**Work required:**
Copy every line that mentions the word "surface".

**Records supplied:**
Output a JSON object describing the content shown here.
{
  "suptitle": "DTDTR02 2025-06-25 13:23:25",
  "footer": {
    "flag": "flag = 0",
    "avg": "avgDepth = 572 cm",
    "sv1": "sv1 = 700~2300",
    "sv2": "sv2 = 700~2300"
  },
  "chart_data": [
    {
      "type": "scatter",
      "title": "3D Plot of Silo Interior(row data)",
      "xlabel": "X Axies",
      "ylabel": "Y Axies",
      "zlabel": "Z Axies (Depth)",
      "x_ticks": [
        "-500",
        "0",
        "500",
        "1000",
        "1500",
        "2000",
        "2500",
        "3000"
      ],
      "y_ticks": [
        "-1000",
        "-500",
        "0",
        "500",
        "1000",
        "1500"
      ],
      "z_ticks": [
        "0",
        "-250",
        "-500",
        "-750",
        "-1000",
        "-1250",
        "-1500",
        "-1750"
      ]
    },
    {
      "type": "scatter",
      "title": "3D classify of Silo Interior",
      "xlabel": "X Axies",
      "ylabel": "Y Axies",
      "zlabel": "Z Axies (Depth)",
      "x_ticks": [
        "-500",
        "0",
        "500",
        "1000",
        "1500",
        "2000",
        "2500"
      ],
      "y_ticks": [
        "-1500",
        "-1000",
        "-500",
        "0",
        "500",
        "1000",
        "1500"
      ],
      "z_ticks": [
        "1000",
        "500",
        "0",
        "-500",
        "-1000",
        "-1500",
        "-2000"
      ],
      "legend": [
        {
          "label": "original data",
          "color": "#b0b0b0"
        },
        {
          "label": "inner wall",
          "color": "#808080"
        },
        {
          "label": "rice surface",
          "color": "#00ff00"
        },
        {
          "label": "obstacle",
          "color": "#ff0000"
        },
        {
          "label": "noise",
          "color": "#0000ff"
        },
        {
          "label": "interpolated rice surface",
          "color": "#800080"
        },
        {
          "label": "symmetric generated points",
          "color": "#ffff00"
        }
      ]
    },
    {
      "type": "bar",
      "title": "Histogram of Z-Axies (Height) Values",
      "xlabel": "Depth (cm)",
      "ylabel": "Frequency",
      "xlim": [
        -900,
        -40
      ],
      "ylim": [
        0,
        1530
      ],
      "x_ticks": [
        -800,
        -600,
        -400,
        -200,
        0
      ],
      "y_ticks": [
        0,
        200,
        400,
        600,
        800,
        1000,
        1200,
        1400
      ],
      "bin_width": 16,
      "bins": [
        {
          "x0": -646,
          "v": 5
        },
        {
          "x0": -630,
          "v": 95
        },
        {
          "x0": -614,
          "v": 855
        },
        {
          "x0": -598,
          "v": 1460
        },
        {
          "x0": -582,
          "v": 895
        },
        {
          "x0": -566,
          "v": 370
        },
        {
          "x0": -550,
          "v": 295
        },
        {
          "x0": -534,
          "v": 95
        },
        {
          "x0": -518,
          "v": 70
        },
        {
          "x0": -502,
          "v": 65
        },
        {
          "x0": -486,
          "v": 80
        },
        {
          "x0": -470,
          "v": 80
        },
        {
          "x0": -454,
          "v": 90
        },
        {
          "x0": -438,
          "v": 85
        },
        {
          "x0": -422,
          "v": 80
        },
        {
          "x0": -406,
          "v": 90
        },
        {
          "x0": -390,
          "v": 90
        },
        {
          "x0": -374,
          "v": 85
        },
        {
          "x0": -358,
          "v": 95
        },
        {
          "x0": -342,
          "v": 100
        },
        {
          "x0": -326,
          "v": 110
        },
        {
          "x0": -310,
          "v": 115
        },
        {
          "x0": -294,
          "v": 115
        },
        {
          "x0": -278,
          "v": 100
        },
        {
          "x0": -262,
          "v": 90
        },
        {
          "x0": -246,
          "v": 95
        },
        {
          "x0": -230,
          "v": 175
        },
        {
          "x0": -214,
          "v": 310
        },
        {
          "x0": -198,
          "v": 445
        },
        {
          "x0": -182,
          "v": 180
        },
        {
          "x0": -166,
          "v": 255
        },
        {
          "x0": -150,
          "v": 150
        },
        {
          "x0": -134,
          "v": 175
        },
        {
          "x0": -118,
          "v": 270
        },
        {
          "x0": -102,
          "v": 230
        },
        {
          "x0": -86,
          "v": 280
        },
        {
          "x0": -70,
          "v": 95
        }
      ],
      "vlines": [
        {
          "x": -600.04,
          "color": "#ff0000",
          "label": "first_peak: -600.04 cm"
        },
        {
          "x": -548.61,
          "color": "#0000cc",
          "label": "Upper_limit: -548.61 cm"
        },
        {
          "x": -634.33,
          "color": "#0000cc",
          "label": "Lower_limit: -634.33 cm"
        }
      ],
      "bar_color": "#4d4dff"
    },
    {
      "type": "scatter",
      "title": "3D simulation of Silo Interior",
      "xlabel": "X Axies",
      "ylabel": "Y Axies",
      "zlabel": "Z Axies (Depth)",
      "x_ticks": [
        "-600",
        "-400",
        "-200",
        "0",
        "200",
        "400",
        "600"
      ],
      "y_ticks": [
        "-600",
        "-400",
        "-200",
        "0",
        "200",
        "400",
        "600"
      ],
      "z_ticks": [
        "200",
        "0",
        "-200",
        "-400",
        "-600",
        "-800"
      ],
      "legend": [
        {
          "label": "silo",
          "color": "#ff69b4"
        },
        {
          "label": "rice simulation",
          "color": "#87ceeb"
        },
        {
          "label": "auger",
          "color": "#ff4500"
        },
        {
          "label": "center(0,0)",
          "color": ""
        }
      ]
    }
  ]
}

**Task solution:**
          "label": "rice surface",
          "label": "interpolated rice surface",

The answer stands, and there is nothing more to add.